=== Exercice proposé 1 ===
Recopiez fidèlement le passage de l'extrait sur la réforme du régime d'asile qui débute par les mots contenant "Au-delà de cet" et se termine par "de la France.".
=== Exercice proposé 2 ===
D'après l'extrait sur la réforme du régime d'asile, que certains États membres continuent-ils de refuser ?

=== Extrait de page ===

-*-*-

Un travail politique reste toutefois nécessaire sur le règlement dit de Dublin, dont la négociation est aujourd'hui bloquée par le débat politique sur la manière d'assurer, en cas d'afflux exceptionnel, l'équilibre entre l'exercice des responsabilités par l'État d'accueil et la solidarité européenne, qui doit s'exercer dès lors que sa frontière est aussi la frontière de l'Union européenne. Certains États membres continuent de refuser d'accueillir une part des réfugiés si l'État en première ligne est débordé. Nous travaillons pour identifier des solutions concrètes afin que ce principe de solidarité s'applique.
Au-delà de cet enjeu sensible, la réforme du régime d'asile est nécessaire pour rendre plus efficaces les procédures d'asile entre États membres, plus rapides les délais d'instruction afin de lutter contre les mouvements secondaires, dans le sens des orientations décidées par le Gouvernement s'agissant de la France.

-*-*-

=== Matériel fourni ===

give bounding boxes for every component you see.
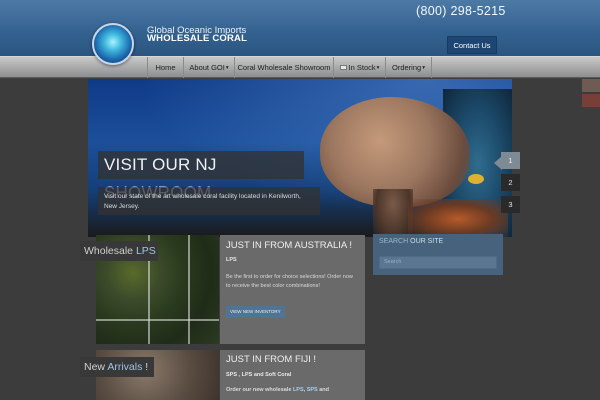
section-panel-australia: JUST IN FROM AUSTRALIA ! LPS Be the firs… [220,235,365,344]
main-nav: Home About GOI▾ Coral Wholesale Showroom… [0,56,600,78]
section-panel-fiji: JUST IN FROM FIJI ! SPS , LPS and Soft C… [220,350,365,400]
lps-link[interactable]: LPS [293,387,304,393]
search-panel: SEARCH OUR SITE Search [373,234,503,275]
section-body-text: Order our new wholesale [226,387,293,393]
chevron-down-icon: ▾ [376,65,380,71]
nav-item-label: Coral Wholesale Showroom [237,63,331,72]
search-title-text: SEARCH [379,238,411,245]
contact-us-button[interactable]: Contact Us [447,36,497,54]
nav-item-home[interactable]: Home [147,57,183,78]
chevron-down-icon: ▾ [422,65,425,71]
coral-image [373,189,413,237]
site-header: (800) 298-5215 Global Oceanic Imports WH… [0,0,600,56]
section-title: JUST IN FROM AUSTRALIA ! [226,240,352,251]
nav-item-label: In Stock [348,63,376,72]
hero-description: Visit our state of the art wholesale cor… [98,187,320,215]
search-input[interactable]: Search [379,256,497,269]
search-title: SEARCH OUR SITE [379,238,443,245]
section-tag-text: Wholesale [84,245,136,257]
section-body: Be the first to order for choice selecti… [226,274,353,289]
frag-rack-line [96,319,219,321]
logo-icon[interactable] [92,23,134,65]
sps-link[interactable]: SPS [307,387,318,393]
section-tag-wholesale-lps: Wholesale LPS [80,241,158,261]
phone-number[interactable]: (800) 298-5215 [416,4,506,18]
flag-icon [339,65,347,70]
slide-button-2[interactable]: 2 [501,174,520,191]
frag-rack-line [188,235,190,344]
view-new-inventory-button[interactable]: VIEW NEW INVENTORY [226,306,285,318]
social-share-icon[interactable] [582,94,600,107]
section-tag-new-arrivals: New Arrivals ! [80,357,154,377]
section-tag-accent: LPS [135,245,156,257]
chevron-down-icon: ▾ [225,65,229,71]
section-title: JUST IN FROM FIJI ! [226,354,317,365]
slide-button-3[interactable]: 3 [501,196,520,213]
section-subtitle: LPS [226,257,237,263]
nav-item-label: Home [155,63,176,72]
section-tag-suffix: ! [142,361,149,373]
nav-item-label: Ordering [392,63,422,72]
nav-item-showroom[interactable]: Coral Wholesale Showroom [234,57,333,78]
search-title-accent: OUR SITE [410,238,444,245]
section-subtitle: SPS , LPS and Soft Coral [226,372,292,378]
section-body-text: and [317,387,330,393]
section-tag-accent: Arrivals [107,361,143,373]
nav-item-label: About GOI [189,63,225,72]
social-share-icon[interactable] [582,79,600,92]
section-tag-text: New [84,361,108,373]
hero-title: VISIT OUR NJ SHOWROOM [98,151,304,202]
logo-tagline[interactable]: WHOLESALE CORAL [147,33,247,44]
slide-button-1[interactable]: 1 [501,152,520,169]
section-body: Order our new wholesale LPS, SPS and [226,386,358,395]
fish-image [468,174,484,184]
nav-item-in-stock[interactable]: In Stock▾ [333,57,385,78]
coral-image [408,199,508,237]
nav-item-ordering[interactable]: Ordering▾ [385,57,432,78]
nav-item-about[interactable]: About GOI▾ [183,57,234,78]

-*-*-

=== Résultat obtenu 1 ===
Au-delà de cet enjeu sensible, la réforme du régime d'asile est nécessaire pour rendre plus efficaces les procédures d'asile entre États membres, plus rapides les délais d'instruction afin de lutter contre les mouvements secondaires, dans le sens des orientations décidées par le Gouvernement s'agissant de la France.

=== Résultat obtenu 2 ===
Ils refusent d'accueillir une part des réfugiés si l'État en première ligne est débordé.